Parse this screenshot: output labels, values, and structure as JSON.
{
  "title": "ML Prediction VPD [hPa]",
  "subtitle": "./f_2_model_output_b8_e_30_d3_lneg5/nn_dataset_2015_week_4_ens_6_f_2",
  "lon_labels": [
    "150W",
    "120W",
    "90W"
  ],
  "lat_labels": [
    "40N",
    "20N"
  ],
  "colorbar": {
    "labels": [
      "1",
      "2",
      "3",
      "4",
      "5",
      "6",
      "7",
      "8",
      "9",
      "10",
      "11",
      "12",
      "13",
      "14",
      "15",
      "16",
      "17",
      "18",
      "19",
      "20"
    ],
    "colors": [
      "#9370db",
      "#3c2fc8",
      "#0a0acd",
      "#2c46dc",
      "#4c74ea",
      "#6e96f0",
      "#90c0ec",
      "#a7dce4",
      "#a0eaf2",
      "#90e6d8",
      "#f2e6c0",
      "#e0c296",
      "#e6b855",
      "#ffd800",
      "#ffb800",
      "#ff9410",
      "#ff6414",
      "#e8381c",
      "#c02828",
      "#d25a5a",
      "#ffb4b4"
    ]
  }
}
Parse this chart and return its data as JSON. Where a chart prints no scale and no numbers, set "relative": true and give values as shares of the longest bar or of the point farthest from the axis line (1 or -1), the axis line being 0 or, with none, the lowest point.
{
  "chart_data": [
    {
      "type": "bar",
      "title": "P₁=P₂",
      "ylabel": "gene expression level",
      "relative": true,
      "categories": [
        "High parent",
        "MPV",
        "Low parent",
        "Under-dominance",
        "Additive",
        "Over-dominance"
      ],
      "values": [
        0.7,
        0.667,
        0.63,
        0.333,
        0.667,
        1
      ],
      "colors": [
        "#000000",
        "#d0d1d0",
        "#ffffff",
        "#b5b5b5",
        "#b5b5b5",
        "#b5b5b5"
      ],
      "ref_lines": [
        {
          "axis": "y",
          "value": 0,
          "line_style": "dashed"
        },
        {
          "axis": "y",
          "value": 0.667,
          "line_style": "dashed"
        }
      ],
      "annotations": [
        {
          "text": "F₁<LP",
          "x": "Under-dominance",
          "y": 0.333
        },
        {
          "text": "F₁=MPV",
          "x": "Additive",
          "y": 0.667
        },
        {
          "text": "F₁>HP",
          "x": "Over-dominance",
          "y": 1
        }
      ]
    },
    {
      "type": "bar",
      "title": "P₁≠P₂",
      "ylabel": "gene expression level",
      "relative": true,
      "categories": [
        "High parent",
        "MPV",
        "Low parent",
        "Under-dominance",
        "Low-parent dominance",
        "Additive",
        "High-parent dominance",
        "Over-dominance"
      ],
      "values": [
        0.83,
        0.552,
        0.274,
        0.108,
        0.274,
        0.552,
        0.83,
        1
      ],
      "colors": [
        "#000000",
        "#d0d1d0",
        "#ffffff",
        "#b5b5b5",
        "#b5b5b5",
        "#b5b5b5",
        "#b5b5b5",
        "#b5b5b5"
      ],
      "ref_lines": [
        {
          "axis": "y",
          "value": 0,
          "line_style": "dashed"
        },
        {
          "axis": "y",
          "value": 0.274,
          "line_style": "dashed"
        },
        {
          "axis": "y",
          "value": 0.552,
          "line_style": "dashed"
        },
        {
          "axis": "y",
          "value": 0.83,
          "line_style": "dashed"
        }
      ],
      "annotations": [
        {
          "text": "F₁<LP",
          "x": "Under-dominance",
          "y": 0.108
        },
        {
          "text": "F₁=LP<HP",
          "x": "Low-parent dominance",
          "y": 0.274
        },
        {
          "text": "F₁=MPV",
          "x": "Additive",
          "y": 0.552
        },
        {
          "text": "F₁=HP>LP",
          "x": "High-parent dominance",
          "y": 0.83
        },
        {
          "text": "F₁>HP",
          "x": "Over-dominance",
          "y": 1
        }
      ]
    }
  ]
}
==================================================
Select and copy each line from the data that includes the word "JSON".

Parse this screenshot: output labels, values, and structure as JSON.
Parse this chart and return its data as JSON. Where a chart prints no scale and no numbers, set "relative": true and give values as shares of the longest bar or of the point farthest from the axis line (1 or -1), the axis line being 0 or, with none, the lowest point.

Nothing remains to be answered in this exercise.